┌──

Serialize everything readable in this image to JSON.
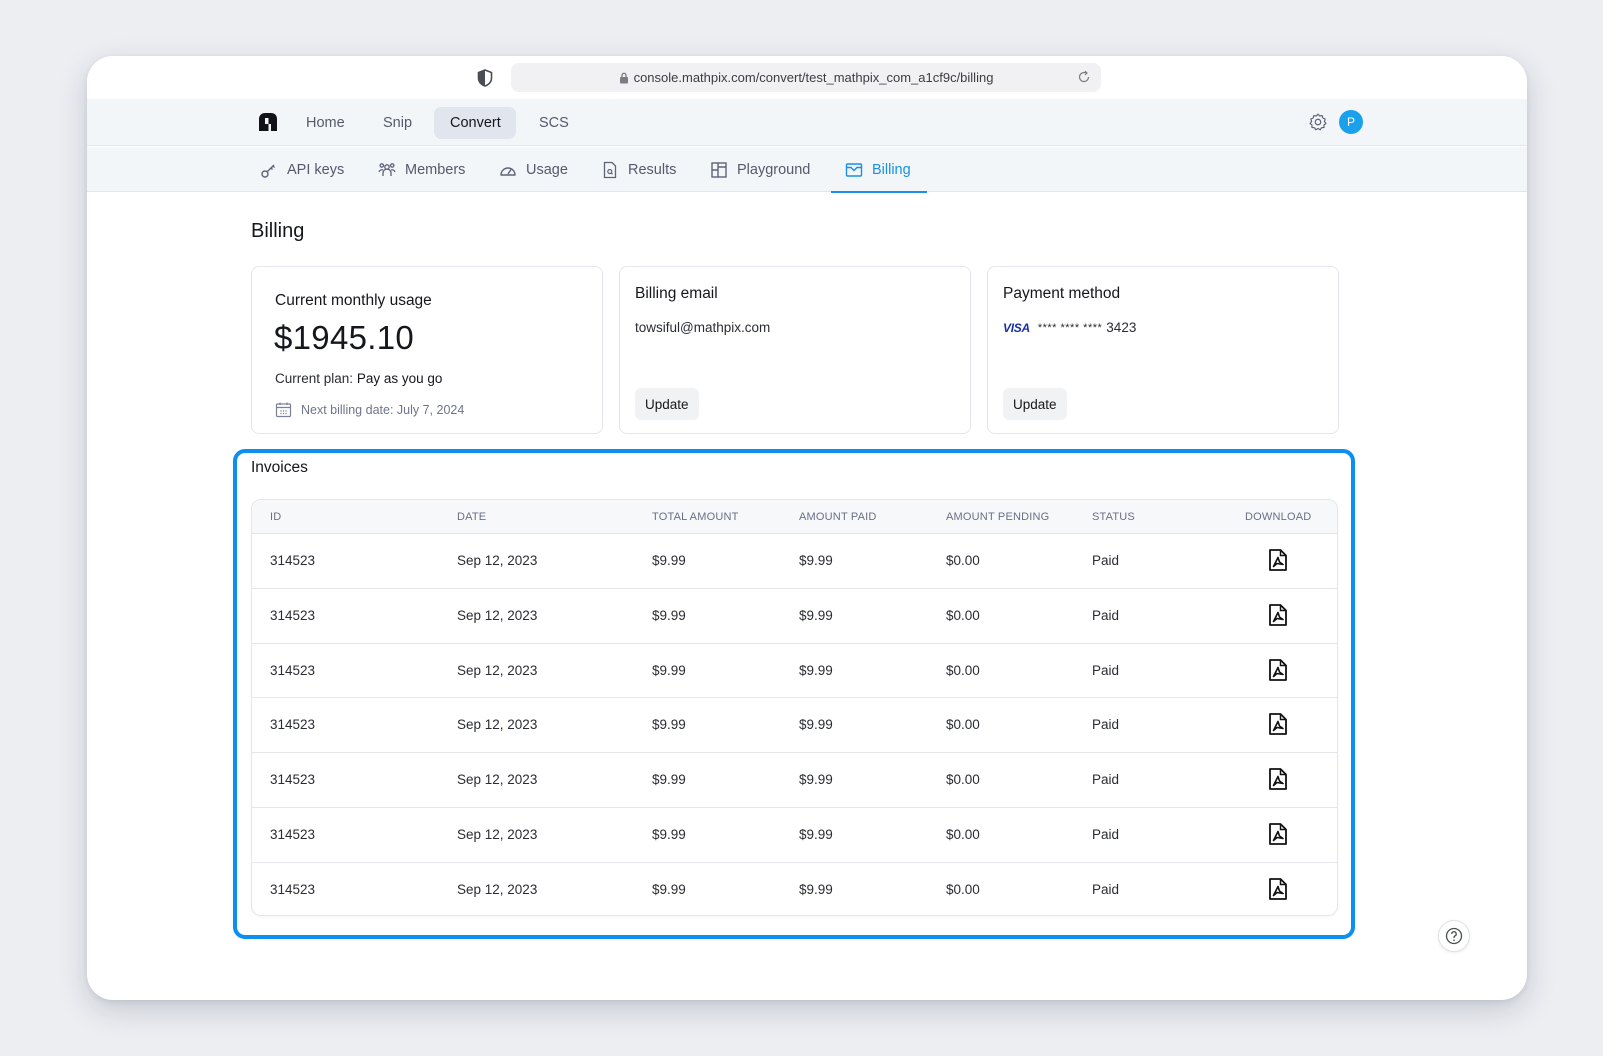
{
  "browser": {
    "url": "console.mathpix.com/convert/test_mathpix_com_a1cf9c/billing"
  },
  "topnav": {
    "items": [
      {
        "label": "Home",
        "active": false
      },
      {
        "label": "Snip",
        "active": false
      },
      {
        "label": "Convert",
        "active": true
      },
      {
        "label": "SCS",
        "active": false
      }
    ],
    "avatar_initial": "P"
  },
  "subnav": {
    "items": [
      {
        "label": "API keys",
        "icon": "key-icon",
        "active": false
      },
      {
        "label": "Members",
        "icon": "members-icon",
        "active": false
      },
      {
        "label": "Usage",
        "icon": "gauge-icon",
        "active": false
      },
      {
        "label": "Results",
        "icon": "file-search-icon",
        "active": false
      },
      {
        "label": "Playground",
        "icon": "layout-icon",
        "active": false
      },
      {
        "label": "Billing",
        "icon": "billing-icon",
        "active": true
      }
    ]
  },
  "page": {
    "title": "Billing"
  },
  "usage_card": {
    "title": "Current monthly usage",
    "amount": "$1945.10",
    "plan_label": "Current plan:",
    "plan_value": "Pay as you go",
    "next_billing": "Next billing date: July 7, 2024"
  },
  "email_card": {
    "title": "Billing email",
    "email": "towsiful@mathpix.com",
    "button": "Update"
  },
  "payment_card": {
    "title": "Payment method",
    "brand": "VISA",
    "masked": "**** **** ****",
    "last4": "3423",
    "button": "Update"
  },
  "invoices": {
    "title": "Invoices",
    "columns": [
      "ID",
      "DATE",
      "TOTAL AMOUNT",
      "AMOUNT PAID",
      "AMOUNT PENDING",
      "STATUS",
      "DOWNLOAD"
    ],
    "rows": [
      {
        "id": "314523",
        "date": "Sep 12, 2023",
        "total": "$9.99",
        "paid": "$9.99",
        "pending": "$0.00",
        "status": "Paid"
      },
      {
        "id": "314523",
        "date": "Sep 12, 2023",
        "total": "$9.99",
        "paid": "$9.99",
        "pending": "$0.00",
        "status": "Paid"
      },
      {
        "id": "314523",
        "date": "Sep 12, 2023",
        "total": "$9.99",
        "paid": "$9.99",
        "pending": "$0.00",
        "status": "Paid"
      },
      {
        "id": "314523",
        "date": "Sep 12, 2023",
        "total": "$9.99",
        "paid": "$9.99",
        "pending": "$0.00",
        "status": "Paid"
      },
      {
        "id": "314523",
        "date": "Sep 12, 2023",
        "total": "$9.99",
        "paid": "$9.99",
        "pending": "$0.00",
        "status": "Paid"
      },
      {
        "id": "314523",
        "date": "Sep 12, 2023",
        "total": "$9.99",
        "paid": "$9.99",
        "pending": "$0.00",
        "status": "Paid"
      },
      {
        "id": "314523",
        "date": "Sep 12, 2023",
        "total": "$9.99",
        "paid": "$9.99",
        "pending": "$0.00",
        "status": "Paid"
      }
    ]
  },
  "colors": {
    "accent": "#1a8fe6",
    "highlight": "#0b8ff0",
    "avatar": "#1aa1ec",
    "visa": "#1a2fa8"
  }
}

└──

OBJECTIVE: Without including any pictures, print each record exactly.

FINISHED ANSWER:
Serialize everything readable in this image to JSON.
{
  "browser": {
    "url": "console.mathpix.com/convert/test_mathpix_com_a1cf9c/billing"
  },
  "topnav": {
    "items": [
      {
        "label": "Home",
        "active": false
      },
      {
        "label": "Snip",
        "active": false
      },
      {
        "label": "Convert",
        "active": true
      },
      {
        "label": "SCS",
        "active": false
      }
    ],
    "avatar_initial": "P"
  },
  "subnav": {
    "items": [
      {
        "label": "API keys",
        "icon": "key-icon",
        "active": false
      },
      {
        "label": "Members",
        "icon": "members-icon",
        "active": false
      },
      {
        "label": "Usage",
        "icon": "gauge-icon",
        "active": false
      },
      {
        "label": "Results",
        "icon": "file-search-icon",
        "active": false
      },
      {
        "label": "Playground",
        "icon": "layout-icon",
        "active": false
      },
      {
        "label": "Billing",
        "icon": "billing-icon",
        "active": true
      }
    ]
  },
  "page": {
    "title": "Billing"
  },
  "usage_card": {
    "title": "Current monthly usage",
    "amount": "$1945.10",
    "plan_label": "Current plan:",
    "plan_value": "Pay as you go",
    "next_billing": "Next billing date: July 7, 2024"
  },
  "email_card": {
    "title": "Billing email",
    "email": "towsiful@mathpix.com",
    "button": "Update"
  },
  "payment_card": {
    "title": "Payment method",
    "brand": "VISA",
    "masked": "**** **** ****",
    "last4": "3423",
    "button": "Update"
  },
  "invoices": {
    "title": "Invoices",
    "columns": [
      "ID",
      "DATE",
      "TOTAL AMOUNT",
      "AMOUNT PAID",
      "AMOUNT PENDING",
      "STATUS",
      "DOWNLOAD"
    ],
    "rows": [
      {
        "id": "314523",
        "date": "Sep 12, 2023",
        "total": "$9.99",
        "paid": "$9.99",
        "pending": "$0.00",
        "status": "Paid"
      },
      {
        "id": "314523",
        "date": "Sep 12, 2023",
        "total": "$9.99",
        "paid": "$9.99",
        "pending": "$0.00",
        "status": "Paid"
      },
      {
        "id": "314523",
        "date": "Sep 12, 2023",
        "total": "$9.99",
        "paid": "$9.99",
        "pending": "$0.00",
        "status": "Paid"
      },
      {
        "id": "314523",
        "date": "Sep 12, 2023",
        "total": "$9.99",
        "paid": "$9.99",
        "pending": "$0.00",
        "status": "Paid"
      },
      {
        "id": "314523",
        "date": "Sep 12, 2023",
        "total": "$9.99",
        "paid": "$9.99",
        "pending": "$0.00",
        "status": "Paid"
      },
      {
        "id": "314523",
        "date": "Sep 12, 2023",
        "total": "$9.99",
        "paid": "$9.99",
        "pending": "$0.00",
        "status": "Paid"
      },
      {
        "id": "314523",
        "date": "Sep 12, 2023",
        "total": "$9.99",
        "paid": "$9.99",
        "pending": "$0.00",
        "status": "Paid"
      }
    ]
  },
  "colors": {
    "accent": "#1a8fe6",
    "highlight": "#0b8ff0",
    "avatar": "#1aa1ec",
    "visa": "#1a2fa8"
  }
}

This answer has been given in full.